Material shown:
- - -

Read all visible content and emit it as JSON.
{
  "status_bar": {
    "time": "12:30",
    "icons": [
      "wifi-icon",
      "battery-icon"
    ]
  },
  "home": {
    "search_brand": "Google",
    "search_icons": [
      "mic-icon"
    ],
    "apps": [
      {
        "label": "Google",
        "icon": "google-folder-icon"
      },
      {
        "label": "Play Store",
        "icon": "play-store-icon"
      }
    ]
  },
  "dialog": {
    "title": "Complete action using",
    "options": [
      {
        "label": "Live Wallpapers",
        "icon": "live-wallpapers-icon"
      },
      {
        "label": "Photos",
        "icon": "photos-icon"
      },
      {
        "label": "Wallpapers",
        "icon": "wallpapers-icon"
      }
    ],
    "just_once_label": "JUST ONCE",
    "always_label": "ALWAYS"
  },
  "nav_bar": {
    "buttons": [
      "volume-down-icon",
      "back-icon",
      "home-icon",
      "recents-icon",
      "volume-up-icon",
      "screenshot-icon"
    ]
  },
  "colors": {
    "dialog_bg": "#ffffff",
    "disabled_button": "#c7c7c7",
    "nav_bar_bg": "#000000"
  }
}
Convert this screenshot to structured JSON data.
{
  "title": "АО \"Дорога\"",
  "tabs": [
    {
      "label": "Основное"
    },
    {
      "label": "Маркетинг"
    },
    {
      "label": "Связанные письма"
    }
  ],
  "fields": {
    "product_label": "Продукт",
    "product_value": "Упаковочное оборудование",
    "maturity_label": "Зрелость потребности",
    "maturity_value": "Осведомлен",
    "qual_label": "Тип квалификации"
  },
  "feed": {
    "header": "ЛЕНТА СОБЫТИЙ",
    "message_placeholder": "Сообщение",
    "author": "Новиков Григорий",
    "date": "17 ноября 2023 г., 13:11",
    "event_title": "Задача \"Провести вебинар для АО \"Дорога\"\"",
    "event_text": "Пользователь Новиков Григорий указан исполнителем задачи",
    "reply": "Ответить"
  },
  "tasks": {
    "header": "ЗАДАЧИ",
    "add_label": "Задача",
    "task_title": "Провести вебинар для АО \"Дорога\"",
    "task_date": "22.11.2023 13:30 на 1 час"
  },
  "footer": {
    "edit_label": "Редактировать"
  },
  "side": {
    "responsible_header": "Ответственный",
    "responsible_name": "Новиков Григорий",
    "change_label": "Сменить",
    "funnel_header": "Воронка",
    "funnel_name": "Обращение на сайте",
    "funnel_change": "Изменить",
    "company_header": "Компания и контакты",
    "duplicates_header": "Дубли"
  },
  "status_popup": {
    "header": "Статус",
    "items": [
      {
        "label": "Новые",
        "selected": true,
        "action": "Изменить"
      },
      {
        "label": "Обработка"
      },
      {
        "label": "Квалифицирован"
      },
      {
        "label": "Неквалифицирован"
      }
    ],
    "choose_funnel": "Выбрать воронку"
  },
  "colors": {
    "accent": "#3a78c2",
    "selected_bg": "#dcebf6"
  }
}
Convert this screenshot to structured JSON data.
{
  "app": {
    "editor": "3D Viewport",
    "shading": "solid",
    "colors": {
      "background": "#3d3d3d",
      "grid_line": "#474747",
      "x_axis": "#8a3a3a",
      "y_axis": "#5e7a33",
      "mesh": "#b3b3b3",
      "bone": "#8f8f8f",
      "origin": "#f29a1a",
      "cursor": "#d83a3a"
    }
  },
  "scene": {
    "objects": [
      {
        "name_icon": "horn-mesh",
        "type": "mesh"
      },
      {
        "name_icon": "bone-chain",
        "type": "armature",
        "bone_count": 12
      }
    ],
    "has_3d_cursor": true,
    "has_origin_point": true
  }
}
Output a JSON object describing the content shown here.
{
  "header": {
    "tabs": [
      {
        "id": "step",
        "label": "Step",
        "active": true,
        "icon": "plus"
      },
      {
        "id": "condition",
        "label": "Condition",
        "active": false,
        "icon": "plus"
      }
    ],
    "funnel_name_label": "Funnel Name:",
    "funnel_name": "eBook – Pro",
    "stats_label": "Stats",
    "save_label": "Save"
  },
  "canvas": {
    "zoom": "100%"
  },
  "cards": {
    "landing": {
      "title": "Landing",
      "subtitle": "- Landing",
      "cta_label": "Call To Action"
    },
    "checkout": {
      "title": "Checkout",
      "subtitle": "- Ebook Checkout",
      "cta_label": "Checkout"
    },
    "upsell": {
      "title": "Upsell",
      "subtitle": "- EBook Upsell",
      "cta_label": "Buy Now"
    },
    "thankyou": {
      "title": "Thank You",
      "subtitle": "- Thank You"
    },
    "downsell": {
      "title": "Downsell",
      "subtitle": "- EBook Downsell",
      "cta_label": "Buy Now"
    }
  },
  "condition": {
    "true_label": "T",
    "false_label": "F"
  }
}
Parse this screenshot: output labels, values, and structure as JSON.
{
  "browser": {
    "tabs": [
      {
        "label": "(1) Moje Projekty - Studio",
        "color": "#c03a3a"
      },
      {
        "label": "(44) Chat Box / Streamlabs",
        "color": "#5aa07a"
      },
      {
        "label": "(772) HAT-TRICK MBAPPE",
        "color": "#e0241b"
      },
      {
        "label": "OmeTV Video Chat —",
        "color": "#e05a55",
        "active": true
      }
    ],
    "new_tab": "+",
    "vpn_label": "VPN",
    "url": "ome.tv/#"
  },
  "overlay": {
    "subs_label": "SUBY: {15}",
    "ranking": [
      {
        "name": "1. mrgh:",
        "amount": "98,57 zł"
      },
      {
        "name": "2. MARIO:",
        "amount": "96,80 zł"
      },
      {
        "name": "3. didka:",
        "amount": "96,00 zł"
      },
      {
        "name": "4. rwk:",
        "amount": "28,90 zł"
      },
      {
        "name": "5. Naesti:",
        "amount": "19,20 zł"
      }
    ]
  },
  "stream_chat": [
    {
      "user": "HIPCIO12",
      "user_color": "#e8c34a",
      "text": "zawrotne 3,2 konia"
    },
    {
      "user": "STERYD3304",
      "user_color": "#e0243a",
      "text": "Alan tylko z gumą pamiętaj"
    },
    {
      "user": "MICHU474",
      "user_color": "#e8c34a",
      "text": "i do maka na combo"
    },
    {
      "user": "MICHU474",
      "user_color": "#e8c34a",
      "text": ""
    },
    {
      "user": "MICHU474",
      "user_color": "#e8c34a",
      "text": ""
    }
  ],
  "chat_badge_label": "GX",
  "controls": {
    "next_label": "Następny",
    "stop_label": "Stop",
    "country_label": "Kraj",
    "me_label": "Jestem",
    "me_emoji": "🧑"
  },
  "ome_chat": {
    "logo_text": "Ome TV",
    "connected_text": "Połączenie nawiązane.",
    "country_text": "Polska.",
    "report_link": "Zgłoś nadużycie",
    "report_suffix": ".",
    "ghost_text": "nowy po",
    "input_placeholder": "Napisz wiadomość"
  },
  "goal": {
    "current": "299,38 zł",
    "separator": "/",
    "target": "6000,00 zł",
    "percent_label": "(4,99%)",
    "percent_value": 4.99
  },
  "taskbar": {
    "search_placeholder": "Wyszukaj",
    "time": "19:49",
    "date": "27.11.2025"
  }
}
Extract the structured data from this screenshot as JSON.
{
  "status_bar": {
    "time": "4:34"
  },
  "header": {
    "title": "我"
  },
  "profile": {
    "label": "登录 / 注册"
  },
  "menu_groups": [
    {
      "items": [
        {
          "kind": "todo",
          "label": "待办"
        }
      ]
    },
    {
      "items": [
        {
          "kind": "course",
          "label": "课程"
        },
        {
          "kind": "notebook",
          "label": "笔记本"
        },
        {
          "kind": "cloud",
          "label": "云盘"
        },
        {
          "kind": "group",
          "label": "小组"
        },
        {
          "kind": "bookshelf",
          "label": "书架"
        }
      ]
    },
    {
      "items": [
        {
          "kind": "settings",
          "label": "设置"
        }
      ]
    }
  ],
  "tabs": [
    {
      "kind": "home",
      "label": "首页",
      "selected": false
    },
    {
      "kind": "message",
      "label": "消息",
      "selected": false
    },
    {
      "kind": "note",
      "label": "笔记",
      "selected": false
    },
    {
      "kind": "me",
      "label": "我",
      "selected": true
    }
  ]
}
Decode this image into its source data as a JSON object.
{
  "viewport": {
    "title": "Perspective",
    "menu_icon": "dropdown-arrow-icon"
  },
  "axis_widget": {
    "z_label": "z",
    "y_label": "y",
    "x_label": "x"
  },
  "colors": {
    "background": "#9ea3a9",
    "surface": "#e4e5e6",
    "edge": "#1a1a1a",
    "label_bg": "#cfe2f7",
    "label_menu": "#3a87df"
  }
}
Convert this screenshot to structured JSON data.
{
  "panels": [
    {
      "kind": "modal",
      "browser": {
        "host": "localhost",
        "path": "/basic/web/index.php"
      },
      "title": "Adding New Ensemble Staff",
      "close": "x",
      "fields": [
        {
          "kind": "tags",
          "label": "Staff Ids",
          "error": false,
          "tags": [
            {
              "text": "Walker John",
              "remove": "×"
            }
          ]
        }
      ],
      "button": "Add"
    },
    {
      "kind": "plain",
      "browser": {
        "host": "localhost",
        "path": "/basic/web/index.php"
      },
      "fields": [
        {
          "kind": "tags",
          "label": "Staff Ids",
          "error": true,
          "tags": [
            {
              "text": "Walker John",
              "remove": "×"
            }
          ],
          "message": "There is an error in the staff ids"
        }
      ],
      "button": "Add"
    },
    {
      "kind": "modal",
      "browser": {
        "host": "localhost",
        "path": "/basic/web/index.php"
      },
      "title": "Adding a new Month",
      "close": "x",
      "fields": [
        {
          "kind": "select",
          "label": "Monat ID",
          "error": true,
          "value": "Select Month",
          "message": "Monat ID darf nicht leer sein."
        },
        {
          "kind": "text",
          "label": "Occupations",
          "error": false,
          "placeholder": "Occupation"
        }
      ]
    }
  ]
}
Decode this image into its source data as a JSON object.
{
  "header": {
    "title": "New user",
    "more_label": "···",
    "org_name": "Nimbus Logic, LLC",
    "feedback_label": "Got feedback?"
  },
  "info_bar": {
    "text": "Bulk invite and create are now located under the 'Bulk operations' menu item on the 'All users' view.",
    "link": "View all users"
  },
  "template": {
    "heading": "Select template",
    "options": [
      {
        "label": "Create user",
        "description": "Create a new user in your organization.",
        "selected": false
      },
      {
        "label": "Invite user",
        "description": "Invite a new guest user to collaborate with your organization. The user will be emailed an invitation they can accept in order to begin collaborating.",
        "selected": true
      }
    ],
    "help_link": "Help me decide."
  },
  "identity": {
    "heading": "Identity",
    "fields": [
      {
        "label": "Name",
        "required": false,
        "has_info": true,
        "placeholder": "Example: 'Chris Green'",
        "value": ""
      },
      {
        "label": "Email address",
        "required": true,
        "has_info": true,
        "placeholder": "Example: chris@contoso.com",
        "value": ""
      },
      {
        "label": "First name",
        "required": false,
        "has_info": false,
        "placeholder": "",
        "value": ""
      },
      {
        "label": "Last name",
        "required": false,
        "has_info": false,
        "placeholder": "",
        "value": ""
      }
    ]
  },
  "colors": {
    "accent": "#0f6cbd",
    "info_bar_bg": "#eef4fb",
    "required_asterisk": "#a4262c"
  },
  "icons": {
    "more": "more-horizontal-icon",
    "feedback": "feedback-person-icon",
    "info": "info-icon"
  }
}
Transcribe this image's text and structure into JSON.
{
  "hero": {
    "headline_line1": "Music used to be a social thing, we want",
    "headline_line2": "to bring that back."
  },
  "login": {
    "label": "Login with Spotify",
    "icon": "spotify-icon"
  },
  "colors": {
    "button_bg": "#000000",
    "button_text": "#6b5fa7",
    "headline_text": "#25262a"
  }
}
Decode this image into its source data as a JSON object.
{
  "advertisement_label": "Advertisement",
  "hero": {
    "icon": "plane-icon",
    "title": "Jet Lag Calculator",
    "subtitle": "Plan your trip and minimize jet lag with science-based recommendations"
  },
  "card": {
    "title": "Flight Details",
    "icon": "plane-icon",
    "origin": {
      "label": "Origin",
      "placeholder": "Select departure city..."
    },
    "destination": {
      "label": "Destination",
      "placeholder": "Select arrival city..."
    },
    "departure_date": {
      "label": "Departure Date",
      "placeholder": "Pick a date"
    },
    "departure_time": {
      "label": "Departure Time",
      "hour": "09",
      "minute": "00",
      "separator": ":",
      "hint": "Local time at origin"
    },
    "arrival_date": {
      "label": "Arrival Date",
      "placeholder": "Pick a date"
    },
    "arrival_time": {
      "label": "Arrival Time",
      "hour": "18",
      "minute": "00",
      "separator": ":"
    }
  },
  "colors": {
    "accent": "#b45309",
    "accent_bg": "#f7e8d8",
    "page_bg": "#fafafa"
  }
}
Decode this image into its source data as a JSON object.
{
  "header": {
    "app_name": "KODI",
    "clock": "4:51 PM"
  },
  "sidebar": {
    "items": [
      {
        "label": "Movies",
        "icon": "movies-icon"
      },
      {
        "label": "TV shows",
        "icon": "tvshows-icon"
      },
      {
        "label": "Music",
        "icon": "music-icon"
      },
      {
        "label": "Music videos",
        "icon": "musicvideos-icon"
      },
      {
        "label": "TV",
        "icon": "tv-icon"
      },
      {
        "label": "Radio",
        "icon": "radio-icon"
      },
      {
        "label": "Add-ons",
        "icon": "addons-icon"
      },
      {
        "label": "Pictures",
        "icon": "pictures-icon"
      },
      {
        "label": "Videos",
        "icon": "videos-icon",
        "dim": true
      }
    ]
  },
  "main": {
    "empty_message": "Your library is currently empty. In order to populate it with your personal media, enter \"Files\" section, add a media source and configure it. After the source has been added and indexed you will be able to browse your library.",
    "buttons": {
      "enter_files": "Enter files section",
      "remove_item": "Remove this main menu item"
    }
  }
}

- - -

To be done: Pick out the lines that contain "heading" and copy them.

Response to the task:
    "heading": "Select template",
    "heading": "Identity",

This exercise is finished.